SHORT TASK: Extract all lines from the data beneath that include the word "sections".

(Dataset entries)
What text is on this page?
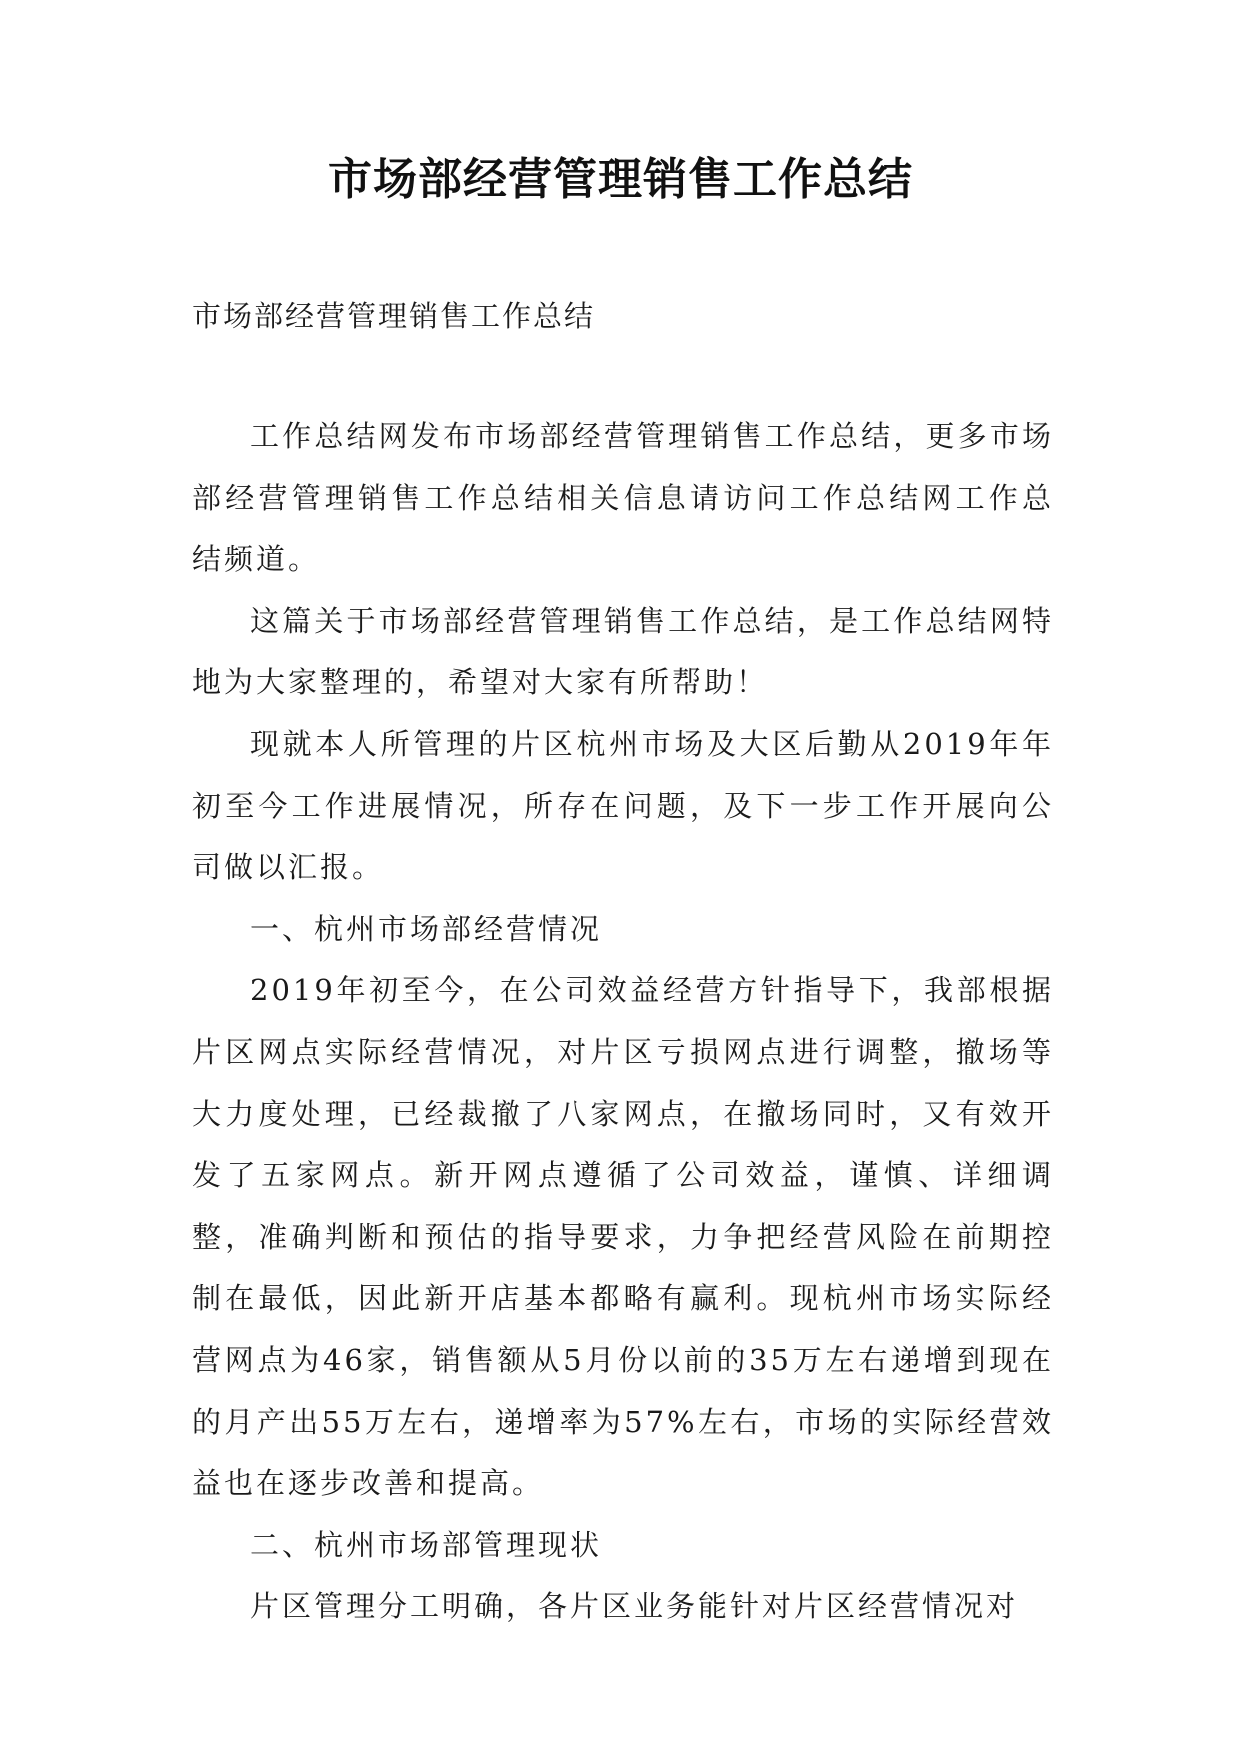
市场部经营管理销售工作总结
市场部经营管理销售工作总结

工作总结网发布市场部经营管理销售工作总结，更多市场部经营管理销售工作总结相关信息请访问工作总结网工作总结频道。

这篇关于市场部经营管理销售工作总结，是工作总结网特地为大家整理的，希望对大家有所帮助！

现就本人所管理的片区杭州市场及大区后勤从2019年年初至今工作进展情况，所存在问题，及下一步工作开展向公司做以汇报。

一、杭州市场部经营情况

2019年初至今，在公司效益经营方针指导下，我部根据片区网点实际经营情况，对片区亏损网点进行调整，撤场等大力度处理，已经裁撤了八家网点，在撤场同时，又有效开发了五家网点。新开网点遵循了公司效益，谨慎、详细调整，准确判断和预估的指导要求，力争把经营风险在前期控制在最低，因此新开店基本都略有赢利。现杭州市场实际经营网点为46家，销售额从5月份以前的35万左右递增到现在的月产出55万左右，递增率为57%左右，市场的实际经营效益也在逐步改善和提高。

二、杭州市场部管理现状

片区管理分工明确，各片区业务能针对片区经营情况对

---

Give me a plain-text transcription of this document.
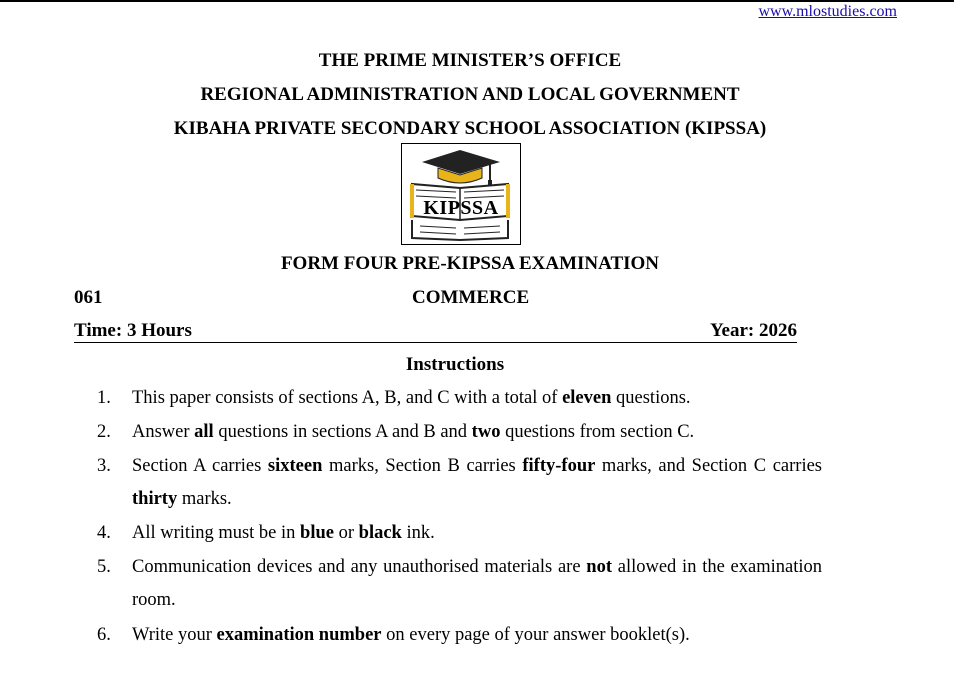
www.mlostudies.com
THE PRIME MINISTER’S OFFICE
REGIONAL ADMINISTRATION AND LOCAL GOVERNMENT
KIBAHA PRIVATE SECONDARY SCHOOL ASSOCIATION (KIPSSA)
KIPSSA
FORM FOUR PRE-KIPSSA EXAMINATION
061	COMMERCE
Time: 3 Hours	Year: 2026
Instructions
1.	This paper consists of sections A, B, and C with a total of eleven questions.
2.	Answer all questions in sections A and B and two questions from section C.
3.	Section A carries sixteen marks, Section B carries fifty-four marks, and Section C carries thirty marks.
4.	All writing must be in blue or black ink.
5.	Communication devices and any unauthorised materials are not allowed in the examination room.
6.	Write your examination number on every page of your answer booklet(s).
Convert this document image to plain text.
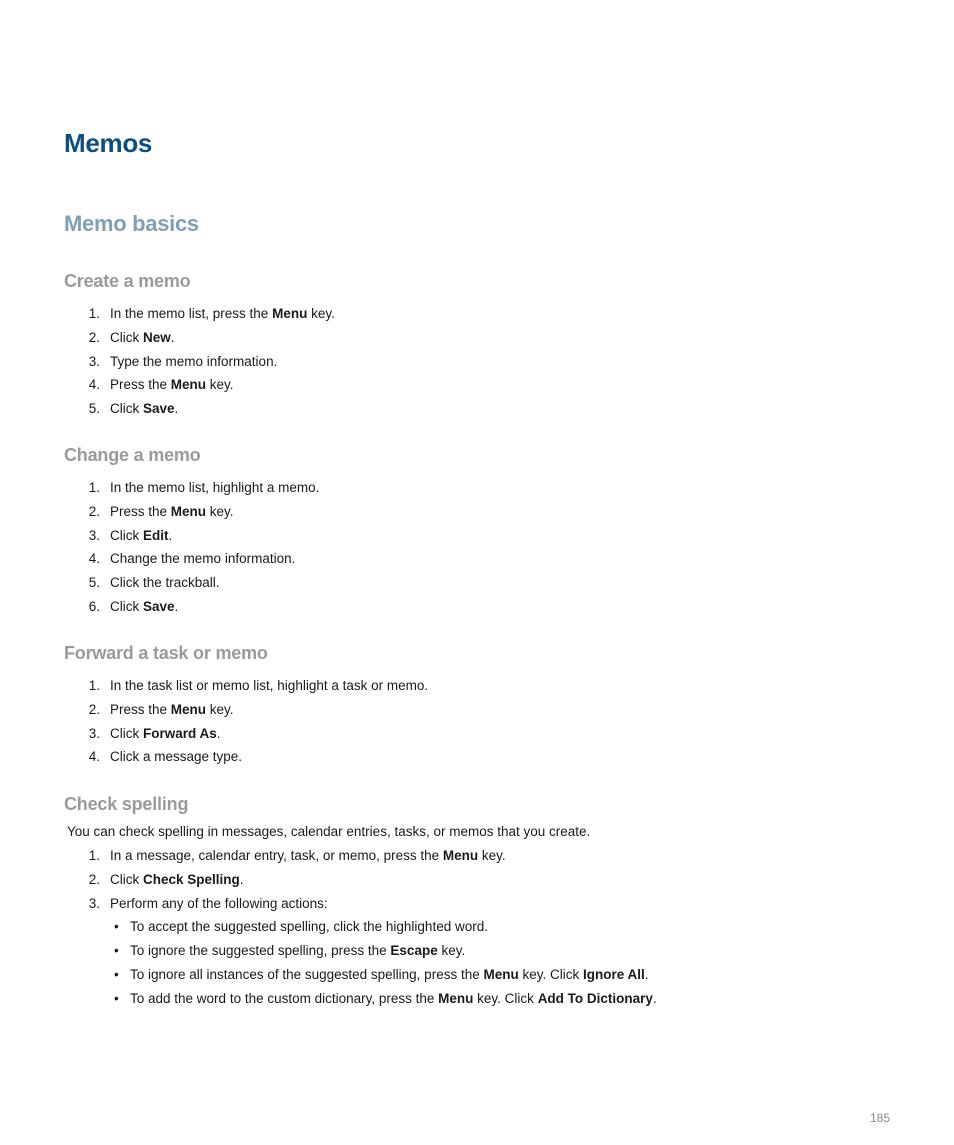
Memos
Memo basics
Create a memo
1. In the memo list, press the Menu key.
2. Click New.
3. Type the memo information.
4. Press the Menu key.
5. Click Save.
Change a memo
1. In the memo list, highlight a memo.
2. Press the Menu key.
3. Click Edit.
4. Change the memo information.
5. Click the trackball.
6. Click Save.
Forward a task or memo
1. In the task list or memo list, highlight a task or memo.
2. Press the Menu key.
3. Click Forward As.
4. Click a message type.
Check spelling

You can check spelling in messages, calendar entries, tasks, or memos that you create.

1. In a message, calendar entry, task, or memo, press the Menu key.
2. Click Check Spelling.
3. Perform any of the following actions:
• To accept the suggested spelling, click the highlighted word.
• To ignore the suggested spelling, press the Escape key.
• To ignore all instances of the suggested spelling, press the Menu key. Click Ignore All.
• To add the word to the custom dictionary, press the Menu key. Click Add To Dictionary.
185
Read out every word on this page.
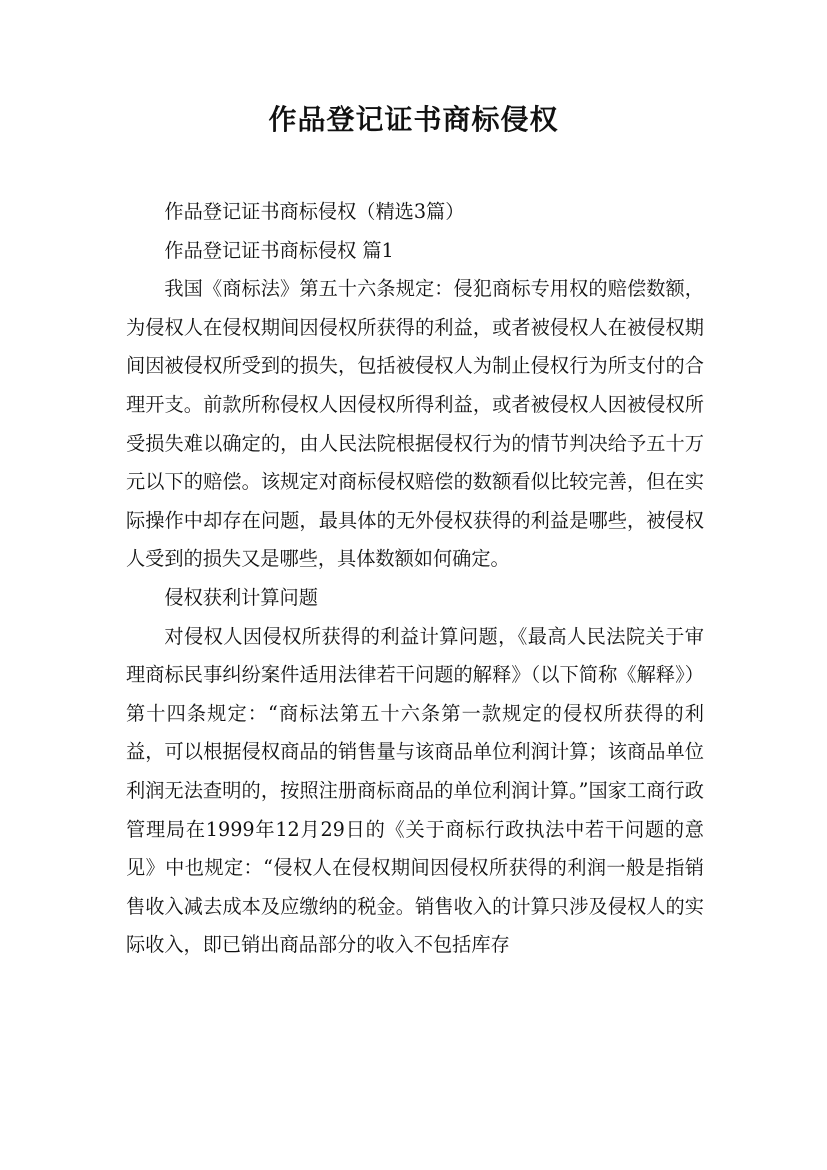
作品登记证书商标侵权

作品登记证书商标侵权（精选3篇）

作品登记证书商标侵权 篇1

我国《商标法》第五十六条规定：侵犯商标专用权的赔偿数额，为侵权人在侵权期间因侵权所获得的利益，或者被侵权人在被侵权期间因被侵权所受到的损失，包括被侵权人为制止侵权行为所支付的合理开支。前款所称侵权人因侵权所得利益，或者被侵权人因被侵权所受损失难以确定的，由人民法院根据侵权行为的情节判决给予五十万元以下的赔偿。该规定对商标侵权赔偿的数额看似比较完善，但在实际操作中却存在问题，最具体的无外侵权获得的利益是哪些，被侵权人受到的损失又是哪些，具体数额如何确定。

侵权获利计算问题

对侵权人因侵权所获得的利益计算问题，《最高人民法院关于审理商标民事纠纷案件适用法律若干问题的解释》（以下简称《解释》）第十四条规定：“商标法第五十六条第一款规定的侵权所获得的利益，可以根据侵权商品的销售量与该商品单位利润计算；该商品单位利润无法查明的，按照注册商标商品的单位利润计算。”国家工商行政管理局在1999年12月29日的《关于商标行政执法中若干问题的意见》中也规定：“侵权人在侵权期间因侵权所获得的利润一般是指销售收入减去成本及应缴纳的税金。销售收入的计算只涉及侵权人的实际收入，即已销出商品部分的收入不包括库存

RESPONSE FOR THIS EXERCISE:
1.	This paper consists of sections A, B, and C with a total of eleven questions.
2.	Answer all questions in sections A and B and two questions from section C.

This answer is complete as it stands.